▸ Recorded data
+---+

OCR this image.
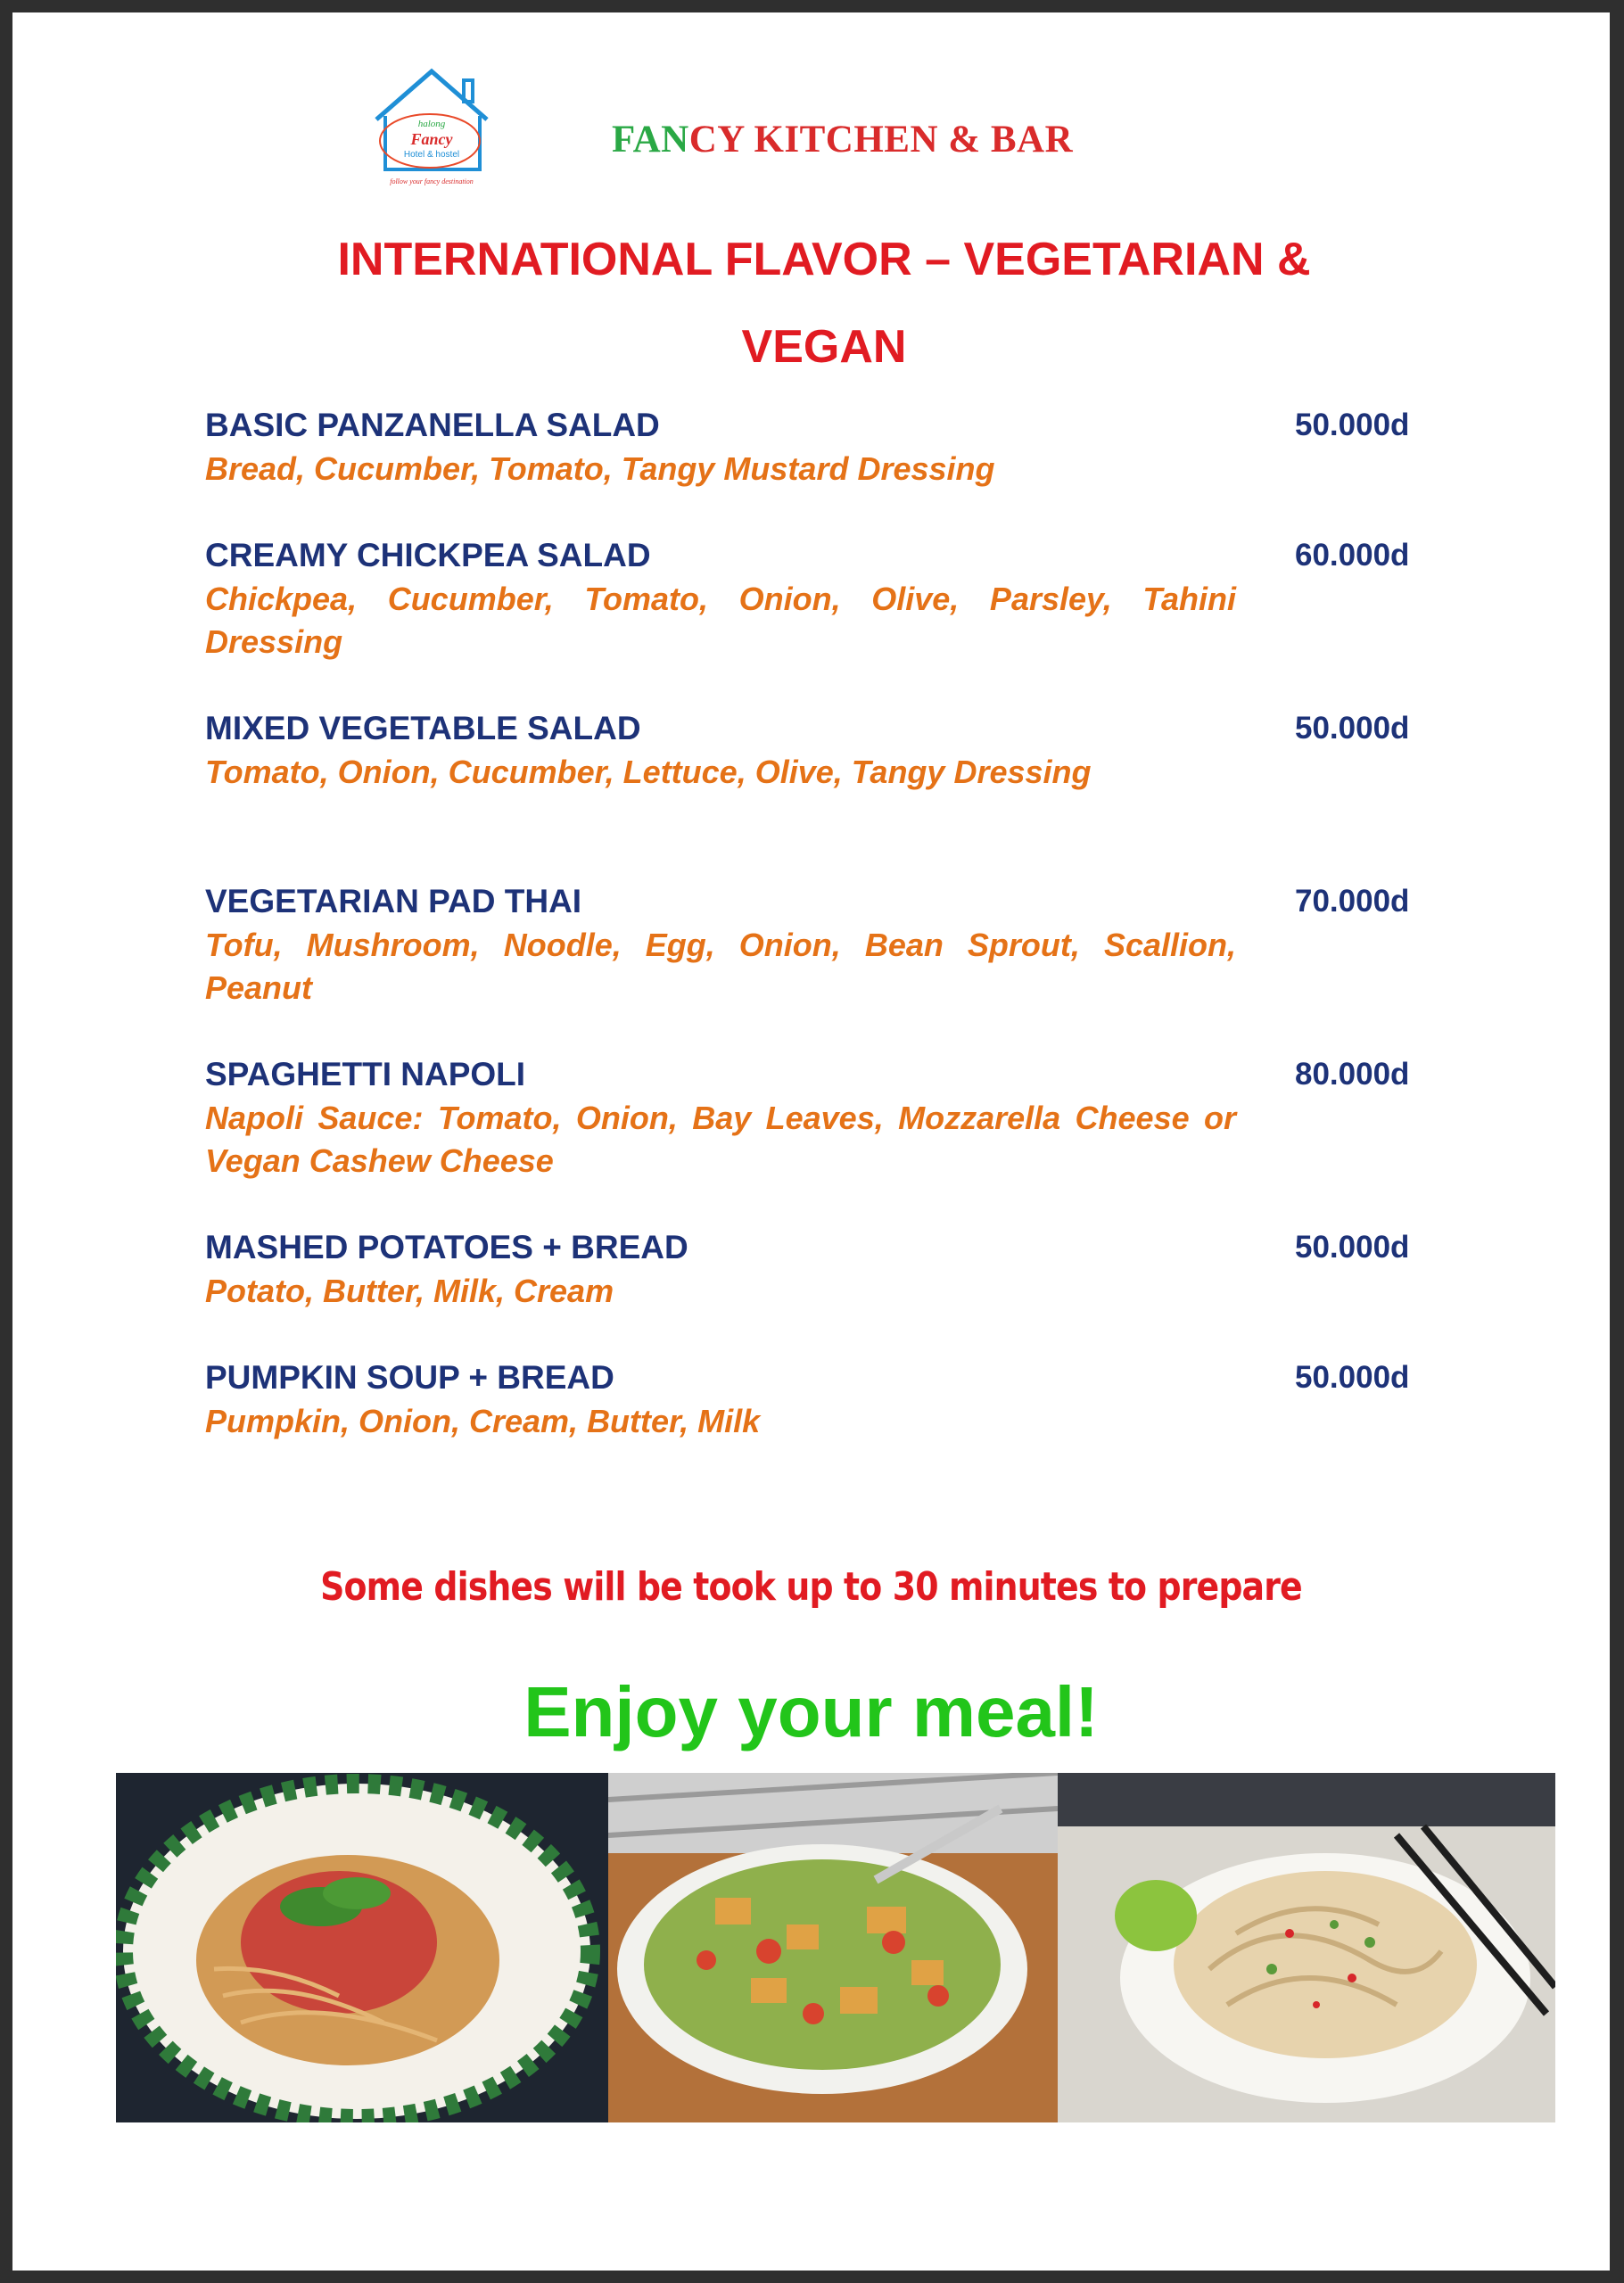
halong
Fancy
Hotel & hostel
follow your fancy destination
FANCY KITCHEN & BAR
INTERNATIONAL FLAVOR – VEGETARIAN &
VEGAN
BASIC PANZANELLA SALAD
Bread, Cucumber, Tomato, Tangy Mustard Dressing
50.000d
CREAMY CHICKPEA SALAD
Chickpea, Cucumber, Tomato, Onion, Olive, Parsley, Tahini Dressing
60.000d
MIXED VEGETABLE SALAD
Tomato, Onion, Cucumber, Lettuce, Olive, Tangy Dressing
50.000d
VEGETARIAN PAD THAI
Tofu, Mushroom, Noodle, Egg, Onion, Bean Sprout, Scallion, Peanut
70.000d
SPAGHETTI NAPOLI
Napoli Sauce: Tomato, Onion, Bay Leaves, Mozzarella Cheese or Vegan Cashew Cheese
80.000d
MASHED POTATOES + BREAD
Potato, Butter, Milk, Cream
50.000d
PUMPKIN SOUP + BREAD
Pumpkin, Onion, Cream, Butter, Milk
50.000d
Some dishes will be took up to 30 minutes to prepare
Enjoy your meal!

+---+

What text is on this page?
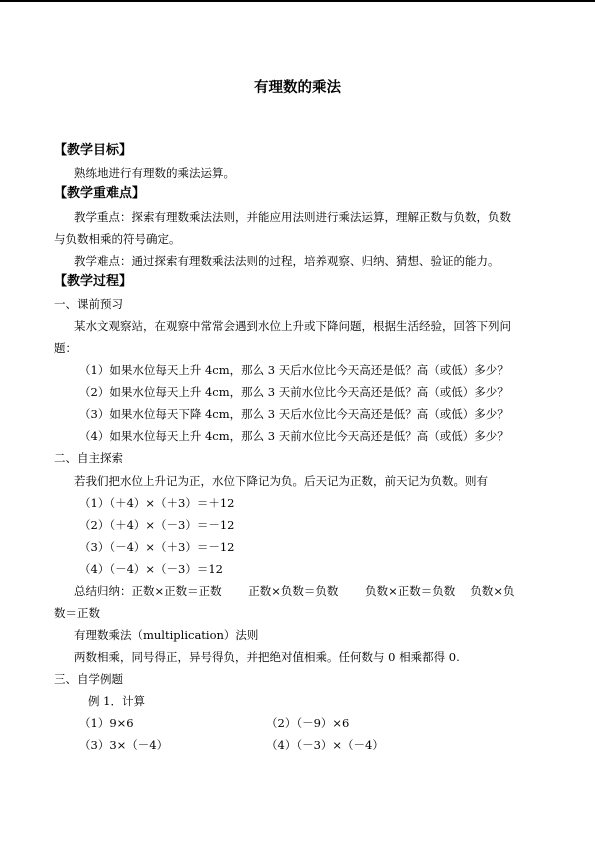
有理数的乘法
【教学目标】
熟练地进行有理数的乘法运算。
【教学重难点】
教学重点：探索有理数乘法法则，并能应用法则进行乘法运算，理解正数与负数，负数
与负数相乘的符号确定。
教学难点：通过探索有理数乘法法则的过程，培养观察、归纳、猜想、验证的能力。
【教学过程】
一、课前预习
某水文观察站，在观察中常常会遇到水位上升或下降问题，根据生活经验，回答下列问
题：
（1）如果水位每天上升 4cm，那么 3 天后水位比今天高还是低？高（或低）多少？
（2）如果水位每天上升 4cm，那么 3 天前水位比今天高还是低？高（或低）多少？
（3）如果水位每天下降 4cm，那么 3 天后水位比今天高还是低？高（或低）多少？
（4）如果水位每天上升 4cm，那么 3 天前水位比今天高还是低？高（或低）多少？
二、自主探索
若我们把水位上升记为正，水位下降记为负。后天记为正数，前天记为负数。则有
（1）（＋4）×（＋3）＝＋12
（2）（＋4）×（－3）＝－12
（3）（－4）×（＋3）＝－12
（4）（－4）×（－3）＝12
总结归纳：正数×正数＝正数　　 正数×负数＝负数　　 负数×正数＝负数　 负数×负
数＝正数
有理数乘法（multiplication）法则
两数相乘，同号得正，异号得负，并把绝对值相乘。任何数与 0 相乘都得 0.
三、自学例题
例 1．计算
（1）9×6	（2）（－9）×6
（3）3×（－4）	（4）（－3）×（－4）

+---+

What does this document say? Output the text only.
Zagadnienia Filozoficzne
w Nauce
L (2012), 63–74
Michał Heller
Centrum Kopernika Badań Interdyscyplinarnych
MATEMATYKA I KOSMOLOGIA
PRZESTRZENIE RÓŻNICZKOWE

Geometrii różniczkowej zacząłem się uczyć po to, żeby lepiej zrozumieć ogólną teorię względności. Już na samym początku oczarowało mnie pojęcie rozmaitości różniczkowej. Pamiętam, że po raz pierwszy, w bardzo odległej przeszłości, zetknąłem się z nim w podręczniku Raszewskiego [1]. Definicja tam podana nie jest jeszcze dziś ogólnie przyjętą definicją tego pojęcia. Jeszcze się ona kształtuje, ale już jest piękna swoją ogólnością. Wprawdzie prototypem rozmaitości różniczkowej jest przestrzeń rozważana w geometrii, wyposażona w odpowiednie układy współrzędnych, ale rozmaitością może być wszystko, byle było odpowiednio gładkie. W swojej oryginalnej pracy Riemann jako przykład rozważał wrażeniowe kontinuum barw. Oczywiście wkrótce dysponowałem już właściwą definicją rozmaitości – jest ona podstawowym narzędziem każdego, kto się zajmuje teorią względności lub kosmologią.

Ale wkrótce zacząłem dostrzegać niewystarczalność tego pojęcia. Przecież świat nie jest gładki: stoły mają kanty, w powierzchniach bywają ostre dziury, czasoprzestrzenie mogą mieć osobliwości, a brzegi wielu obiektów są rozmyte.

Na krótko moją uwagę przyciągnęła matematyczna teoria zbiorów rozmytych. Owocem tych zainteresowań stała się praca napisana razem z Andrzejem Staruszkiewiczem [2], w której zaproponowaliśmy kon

+---+

▸ THE REQUEST
Of the lines in the listing, how many hold the word "VEGETARIAN"? Nothing but the number is needed.

▸ SOLVED EXERCISE
2